Collect every line in the records below that contains the word "Dravi".

>> START

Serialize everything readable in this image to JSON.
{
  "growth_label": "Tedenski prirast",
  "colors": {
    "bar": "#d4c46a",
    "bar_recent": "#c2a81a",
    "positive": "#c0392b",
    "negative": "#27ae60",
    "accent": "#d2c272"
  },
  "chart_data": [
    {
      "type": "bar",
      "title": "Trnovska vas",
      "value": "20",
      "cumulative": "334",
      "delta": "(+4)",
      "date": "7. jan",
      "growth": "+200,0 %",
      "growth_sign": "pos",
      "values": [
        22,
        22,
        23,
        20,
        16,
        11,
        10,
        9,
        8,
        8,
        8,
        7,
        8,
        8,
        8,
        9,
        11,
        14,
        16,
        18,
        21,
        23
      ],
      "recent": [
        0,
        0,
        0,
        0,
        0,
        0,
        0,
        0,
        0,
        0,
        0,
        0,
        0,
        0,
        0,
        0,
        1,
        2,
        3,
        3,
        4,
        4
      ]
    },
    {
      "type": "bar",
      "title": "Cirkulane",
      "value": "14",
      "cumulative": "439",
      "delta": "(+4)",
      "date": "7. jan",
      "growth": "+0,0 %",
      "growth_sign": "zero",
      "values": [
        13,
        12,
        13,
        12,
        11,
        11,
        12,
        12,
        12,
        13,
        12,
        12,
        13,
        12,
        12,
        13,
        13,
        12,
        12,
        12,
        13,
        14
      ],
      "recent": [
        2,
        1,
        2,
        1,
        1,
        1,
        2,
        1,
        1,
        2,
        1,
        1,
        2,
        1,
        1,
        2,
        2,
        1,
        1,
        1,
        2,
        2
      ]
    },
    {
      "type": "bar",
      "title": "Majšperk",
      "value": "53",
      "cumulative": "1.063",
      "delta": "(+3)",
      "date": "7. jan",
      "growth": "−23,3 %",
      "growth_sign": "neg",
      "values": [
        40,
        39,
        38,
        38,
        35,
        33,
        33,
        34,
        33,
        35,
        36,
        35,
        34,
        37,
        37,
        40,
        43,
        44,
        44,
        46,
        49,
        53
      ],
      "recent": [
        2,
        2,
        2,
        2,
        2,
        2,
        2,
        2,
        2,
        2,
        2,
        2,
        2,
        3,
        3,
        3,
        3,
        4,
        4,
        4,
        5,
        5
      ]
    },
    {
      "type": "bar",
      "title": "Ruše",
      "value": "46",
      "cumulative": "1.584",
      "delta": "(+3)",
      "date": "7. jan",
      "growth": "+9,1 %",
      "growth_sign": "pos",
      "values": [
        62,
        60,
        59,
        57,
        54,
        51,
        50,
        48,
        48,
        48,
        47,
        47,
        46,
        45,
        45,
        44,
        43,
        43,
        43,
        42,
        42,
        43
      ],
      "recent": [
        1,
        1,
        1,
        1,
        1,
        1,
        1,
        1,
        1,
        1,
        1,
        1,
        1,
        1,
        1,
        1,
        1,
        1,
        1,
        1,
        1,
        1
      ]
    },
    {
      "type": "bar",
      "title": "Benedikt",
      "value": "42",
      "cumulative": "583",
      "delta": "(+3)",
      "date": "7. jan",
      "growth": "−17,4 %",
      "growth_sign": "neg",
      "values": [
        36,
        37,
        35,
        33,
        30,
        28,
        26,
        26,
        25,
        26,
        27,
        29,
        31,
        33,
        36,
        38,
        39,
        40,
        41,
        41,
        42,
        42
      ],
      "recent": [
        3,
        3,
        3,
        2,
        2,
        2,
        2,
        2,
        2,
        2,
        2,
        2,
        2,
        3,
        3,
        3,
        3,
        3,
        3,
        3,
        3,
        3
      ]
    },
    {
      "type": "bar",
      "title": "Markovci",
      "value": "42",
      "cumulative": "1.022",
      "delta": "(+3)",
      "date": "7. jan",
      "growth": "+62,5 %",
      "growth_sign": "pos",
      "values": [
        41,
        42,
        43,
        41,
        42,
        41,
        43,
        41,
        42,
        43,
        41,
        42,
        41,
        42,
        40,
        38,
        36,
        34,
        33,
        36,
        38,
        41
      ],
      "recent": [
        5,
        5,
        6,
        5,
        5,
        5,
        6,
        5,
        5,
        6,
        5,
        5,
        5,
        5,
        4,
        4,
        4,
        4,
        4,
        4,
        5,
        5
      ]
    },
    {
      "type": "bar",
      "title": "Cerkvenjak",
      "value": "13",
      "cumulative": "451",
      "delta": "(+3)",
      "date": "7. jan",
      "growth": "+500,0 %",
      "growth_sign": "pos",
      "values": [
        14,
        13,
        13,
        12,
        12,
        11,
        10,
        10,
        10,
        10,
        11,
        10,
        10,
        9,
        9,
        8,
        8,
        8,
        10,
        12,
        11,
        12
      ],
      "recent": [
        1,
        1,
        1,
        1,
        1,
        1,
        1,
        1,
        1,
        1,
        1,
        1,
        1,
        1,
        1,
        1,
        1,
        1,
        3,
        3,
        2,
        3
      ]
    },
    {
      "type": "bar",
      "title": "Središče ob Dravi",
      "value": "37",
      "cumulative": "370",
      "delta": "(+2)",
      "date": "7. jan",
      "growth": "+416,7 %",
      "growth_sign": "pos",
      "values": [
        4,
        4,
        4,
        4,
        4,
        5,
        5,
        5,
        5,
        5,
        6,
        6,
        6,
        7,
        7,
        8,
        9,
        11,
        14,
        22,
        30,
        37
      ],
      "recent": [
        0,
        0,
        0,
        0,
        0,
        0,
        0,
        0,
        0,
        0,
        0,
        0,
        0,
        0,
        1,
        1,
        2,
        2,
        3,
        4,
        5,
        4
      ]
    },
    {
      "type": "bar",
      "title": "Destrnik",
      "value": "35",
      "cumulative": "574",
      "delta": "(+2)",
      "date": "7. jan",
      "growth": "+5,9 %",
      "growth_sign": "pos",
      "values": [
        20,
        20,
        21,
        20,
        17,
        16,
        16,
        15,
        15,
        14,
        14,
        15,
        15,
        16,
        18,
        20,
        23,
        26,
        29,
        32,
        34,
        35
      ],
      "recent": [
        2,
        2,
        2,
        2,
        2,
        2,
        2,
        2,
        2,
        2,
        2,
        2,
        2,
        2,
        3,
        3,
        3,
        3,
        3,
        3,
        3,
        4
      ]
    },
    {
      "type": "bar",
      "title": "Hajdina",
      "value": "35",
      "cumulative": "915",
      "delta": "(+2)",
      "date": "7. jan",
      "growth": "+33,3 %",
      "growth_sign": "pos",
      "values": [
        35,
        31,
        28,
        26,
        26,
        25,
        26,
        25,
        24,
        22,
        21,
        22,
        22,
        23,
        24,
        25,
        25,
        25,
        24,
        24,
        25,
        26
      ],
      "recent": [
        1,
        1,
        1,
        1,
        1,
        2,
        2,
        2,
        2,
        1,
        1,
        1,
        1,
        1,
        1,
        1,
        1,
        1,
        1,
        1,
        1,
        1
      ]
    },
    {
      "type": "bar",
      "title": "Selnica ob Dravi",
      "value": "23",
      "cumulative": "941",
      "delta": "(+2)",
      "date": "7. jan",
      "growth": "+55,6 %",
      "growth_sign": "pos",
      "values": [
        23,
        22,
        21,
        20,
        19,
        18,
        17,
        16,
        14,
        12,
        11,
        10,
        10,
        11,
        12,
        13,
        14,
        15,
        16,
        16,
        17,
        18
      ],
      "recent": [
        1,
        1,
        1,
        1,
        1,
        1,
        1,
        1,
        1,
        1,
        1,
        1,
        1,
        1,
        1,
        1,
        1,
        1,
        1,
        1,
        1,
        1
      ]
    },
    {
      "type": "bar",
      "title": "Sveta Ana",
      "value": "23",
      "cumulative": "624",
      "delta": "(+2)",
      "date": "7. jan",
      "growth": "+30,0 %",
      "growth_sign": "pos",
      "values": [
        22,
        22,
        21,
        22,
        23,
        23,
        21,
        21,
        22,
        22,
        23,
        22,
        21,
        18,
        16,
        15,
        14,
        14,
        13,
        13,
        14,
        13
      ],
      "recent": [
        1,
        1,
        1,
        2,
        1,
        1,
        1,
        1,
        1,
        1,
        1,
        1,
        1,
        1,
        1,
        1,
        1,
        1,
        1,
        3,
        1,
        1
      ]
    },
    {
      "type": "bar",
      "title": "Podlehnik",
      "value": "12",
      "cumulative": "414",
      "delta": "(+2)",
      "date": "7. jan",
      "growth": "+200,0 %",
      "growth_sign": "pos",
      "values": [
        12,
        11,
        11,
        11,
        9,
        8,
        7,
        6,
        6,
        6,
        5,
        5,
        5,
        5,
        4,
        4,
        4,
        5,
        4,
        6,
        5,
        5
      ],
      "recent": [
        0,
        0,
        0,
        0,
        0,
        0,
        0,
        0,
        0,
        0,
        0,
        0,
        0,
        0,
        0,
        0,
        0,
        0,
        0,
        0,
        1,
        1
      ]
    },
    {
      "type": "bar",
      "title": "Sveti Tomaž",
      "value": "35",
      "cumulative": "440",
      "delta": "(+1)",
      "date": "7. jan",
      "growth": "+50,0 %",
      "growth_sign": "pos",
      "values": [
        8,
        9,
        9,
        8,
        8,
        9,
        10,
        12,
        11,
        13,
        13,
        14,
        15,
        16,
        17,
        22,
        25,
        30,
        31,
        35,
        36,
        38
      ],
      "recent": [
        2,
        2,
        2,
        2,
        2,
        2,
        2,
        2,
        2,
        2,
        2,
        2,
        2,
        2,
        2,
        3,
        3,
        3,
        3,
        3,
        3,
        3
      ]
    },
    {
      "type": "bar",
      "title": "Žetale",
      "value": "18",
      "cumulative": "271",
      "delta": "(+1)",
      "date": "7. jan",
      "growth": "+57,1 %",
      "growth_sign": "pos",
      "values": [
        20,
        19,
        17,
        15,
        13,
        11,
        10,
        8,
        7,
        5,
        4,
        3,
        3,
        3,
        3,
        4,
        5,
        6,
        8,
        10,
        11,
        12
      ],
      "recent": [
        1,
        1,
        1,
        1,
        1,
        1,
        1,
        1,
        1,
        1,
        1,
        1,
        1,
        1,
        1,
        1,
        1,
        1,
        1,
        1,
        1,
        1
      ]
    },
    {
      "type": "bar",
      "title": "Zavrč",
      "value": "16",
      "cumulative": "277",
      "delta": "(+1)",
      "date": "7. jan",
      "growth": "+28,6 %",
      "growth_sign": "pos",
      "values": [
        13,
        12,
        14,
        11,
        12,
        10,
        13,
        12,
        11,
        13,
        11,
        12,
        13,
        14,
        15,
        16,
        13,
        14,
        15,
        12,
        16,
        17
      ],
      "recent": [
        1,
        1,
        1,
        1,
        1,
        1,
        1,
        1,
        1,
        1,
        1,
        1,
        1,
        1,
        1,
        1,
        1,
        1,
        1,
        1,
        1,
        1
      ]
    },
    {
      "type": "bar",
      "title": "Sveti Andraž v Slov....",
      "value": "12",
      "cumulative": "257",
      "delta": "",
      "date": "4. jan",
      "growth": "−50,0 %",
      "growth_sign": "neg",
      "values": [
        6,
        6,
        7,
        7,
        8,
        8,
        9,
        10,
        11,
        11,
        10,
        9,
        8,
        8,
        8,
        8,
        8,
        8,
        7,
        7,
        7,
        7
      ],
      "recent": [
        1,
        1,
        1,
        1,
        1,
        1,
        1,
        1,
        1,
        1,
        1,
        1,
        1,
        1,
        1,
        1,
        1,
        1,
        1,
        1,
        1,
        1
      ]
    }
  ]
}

>> END

▸ **Task solution**
      "title": "Središče ob Dravi",
      "title": "Selnica ob Dravi",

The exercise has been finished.